- Exercise
Lines that contain the string "Trois" are to be copied; leave out all others.

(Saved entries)
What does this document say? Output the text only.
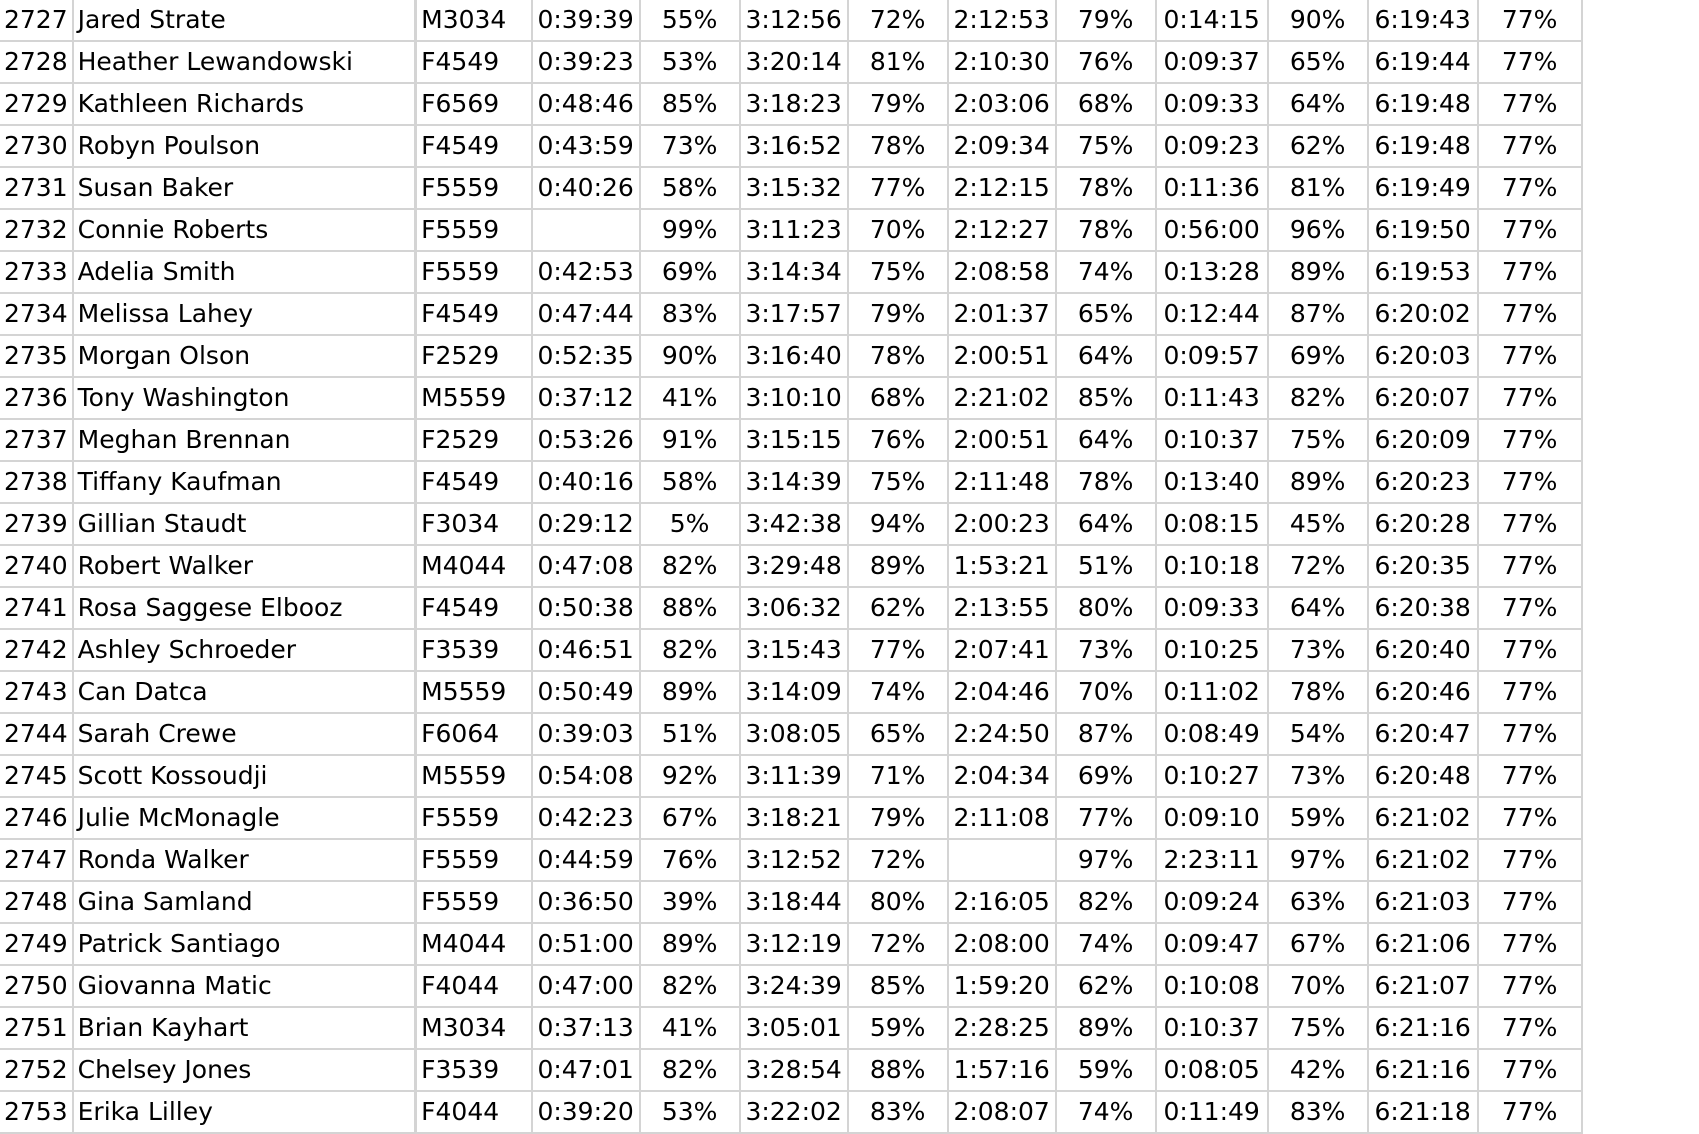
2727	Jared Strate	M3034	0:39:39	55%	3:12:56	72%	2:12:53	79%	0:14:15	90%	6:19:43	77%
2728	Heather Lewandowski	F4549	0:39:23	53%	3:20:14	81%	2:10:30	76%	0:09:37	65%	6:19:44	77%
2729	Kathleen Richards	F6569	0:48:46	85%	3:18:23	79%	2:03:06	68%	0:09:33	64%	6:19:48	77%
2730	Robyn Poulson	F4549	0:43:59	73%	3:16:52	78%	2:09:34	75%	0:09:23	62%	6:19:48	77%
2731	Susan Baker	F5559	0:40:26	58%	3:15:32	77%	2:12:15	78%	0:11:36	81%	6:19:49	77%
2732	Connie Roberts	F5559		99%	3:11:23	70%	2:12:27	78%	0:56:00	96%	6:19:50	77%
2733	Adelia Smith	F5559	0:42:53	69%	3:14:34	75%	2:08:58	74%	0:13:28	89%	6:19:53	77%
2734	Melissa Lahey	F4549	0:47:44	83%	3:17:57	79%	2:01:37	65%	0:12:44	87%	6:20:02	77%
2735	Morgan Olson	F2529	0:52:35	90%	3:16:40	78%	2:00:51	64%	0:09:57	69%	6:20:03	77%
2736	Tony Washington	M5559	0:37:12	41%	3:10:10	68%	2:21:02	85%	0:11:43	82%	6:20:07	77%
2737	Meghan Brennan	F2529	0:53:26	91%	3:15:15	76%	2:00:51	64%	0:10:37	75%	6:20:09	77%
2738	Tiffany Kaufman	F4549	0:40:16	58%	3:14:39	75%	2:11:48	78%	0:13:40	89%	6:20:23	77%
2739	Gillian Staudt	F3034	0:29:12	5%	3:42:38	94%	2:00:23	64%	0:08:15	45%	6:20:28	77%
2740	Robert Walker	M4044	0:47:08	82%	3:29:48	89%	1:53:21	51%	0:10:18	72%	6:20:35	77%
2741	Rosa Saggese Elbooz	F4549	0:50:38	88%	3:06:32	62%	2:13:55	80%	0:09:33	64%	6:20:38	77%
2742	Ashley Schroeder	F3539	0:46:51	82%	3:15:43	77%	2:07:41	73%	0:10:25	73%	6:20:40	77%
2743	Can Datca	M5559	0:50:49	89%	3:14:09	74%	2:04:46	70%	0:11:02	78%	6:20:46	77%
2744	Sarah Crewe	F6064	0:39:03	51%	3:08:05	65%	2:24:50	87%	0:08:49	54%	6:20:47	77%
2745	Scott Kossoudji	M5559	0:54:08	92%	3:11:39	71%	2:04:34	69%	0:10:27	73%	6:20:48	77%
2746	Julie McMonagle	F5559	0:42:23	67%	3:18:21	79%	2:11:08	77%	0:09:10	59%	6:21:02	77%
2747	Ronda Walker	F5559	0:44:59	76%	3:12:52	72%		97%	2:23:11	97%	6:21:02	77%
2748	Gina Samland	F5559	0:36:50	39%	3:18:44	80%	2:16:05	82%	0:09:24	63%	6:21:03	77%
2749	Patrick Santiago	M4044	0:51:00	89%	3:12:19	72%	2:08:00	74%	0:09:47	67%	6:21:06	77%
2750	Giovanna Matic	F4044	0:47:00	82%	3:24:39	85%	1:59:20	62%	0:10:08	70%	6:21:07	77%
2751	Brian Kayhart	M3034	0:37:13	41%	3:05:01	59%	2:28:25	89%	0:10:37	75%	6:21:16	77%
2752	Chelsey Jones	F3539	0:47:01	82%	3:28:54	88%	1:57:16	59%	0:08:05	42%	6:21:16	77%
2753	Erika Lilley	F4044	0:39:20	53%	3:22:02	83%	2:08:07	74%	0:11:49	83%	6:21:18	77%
...
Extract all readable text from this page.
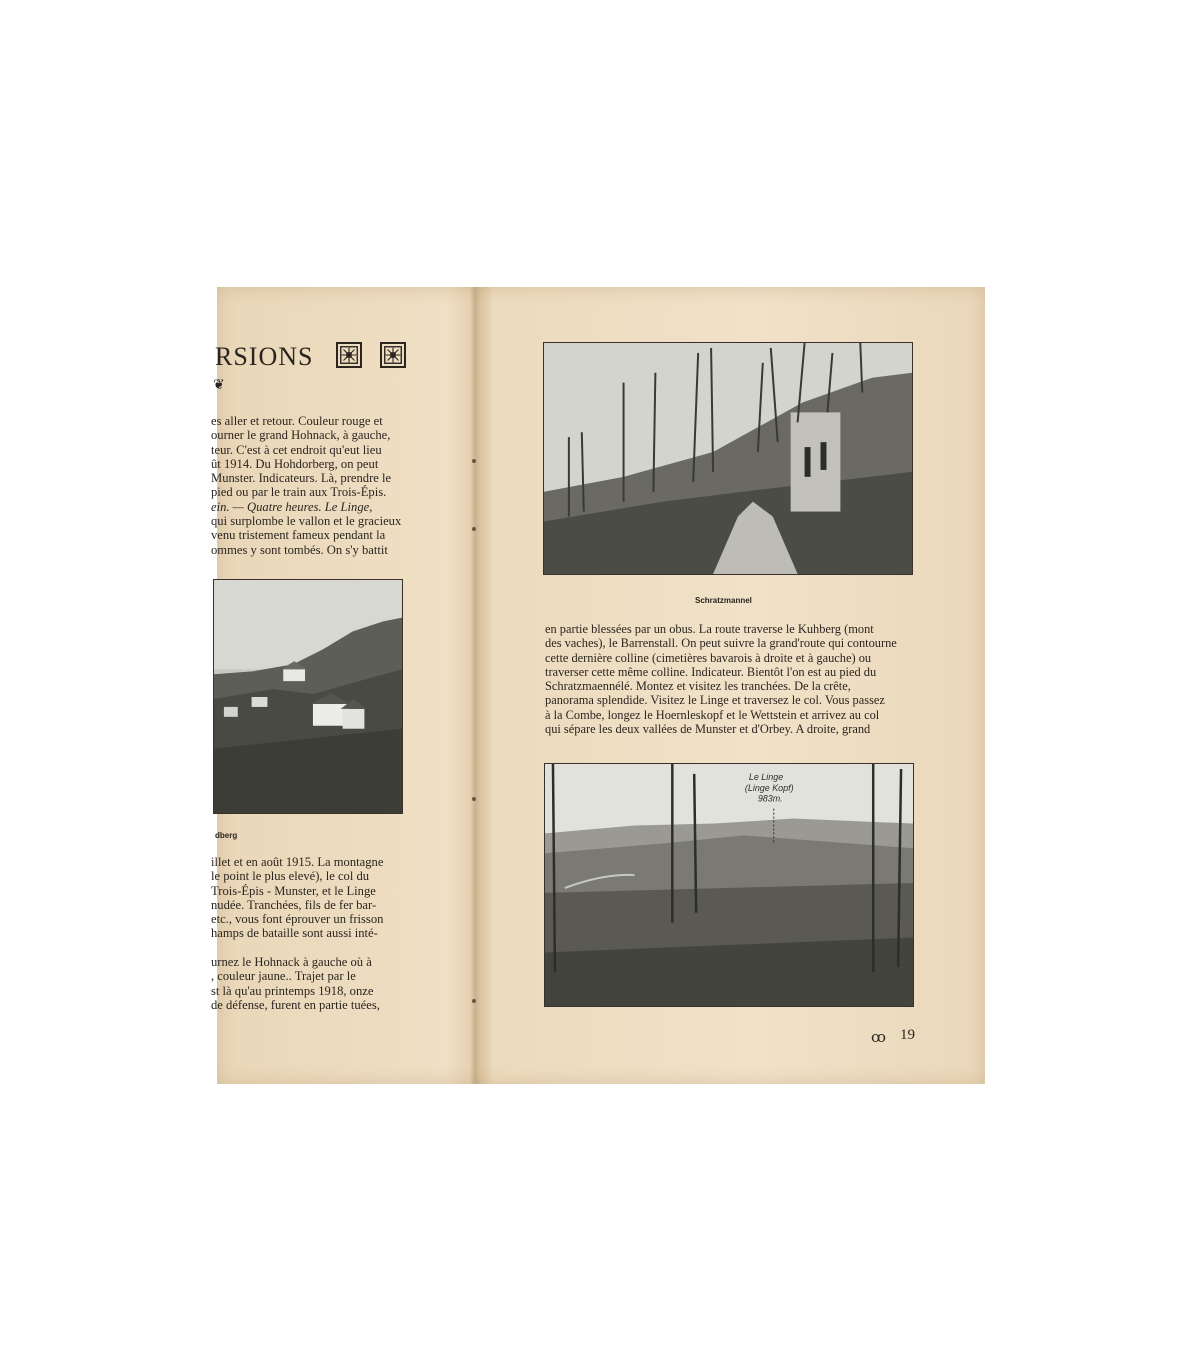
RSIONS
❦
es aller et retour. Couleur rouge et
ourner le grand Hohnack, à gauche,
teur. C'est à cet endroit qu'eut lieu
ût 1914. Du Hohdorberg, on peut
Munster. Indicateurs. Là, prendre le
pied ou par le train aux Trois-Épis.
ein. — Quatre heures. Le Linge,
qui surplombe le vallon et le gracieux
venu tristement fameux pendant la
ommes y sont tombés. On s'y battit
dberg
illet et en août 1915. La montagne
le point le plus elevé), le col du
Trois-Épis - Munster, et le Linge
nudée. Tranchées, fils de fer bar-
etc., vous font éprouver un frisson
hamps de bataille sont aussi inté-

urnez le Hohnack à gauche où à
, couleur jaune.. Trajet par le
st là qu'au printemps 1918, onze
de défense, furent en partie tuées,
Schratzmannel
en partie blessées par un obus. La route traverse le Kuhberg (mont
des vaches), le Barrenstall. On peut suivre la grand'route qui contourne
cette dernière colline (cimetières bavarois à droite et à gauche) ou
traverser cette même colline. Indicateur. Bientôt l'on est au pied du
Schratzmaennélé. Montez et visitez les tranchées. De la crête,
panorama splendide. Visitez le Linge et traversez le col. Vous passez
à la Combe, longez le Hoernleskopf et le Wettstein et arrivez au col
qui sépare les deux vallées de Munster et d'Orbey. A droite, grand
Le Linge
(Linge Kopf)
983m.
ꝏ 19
* * *
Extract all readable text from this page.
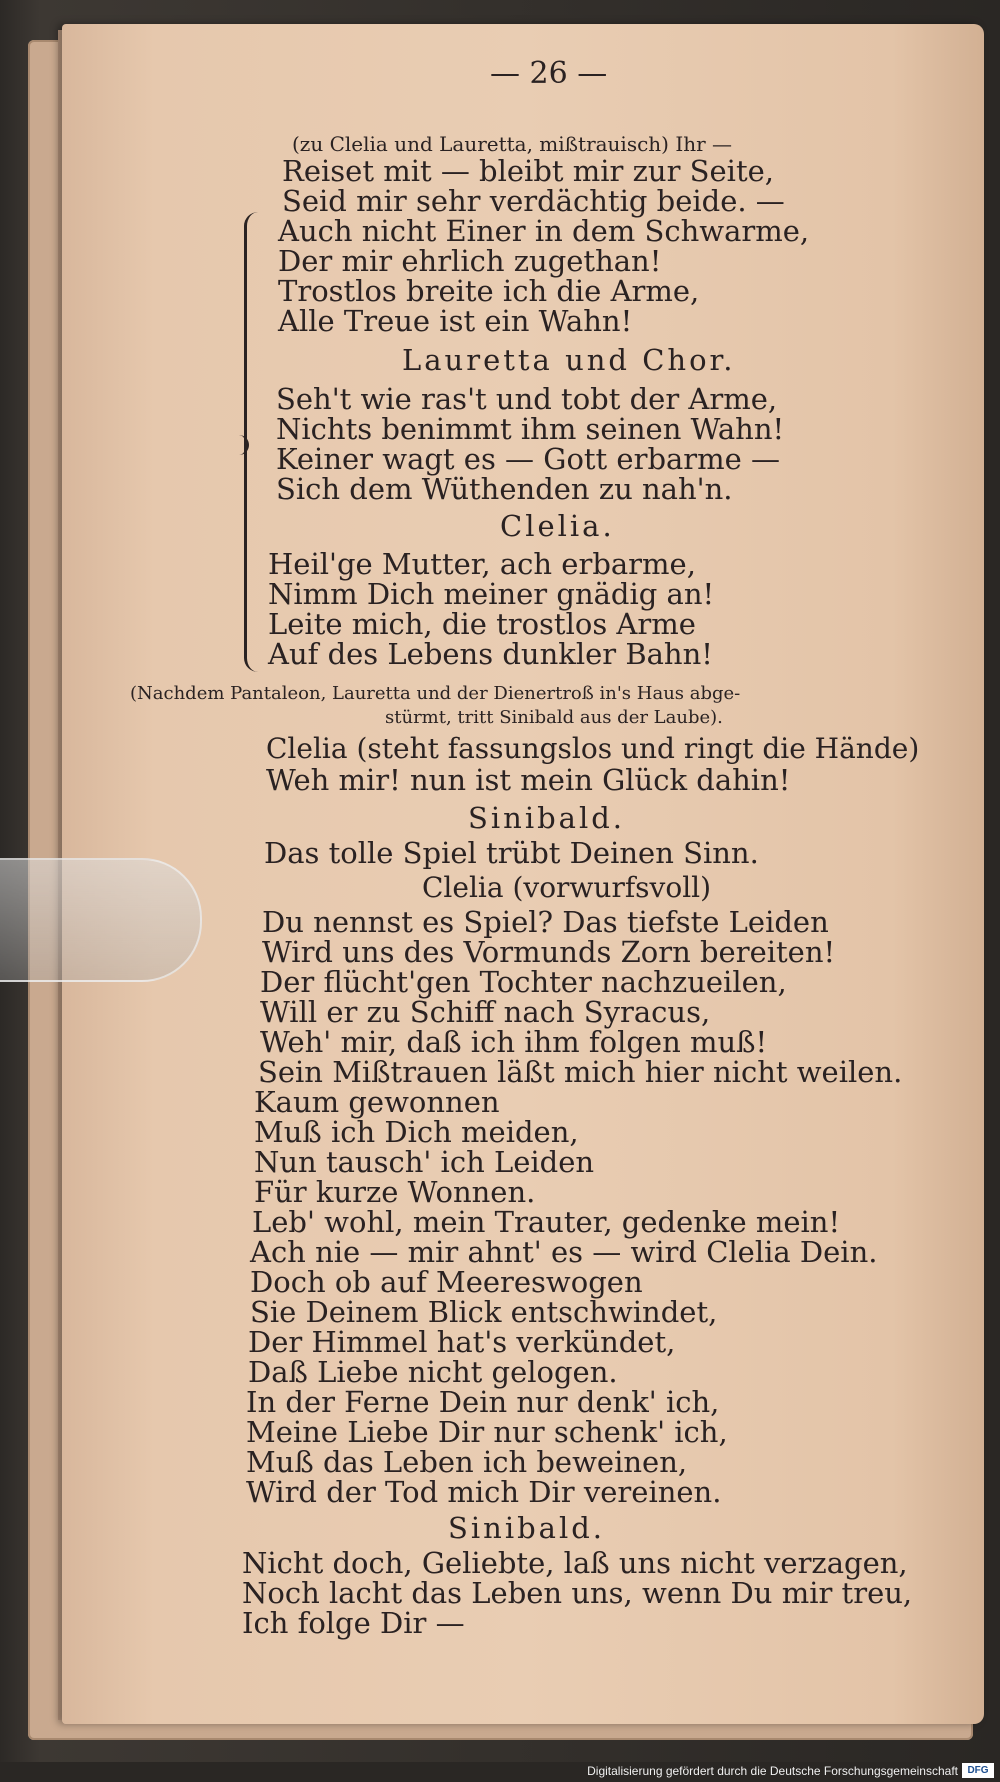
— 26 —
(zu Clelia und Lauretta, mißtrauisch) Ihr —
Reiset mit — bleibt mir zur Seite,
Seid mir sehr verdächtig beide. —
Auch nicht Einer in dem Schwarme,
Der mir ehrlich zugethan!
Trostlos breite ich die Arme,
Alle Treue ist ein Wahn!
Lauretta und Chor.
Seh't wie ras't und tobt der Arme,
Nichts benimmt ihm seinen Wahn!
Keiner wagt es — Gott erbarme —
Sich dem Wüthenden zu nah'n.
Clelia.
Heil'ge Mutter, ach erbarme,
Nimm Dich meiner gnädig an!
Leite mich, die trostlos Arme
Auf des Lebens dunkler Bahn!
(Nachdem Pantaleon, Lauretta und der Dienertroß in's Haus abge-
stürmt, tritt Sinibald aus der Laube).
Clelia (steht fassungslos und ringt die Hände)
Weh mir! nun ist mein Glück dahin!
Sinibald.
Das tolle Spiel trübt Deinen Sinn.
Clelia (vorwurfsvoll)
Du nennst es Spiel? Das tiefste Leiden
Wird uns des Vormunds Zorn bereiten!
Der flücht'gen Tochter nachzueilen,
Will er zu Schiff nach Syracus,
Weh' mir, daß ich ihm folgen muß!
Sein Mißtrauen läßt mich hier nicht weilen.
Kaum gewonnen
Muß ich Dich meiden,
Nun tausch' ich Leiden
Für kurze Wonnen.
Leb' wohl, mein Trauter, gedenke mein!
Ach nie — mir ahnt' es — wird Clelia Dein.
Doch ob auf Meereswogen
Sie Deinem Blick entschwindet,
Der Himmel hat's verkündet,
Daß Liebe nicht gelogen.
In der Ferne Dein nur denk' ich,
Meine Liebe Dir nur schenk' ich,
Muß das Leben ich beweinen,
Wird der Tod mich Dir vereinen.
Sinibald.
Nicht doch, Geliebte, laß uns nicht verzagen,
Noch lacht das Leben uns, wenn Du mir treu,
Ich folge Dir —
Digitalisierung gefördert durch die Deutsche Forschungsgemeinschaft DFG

- Final result
pied ou par le train aux Trois-Épis.
Trois-Épis - Munster, et le Linge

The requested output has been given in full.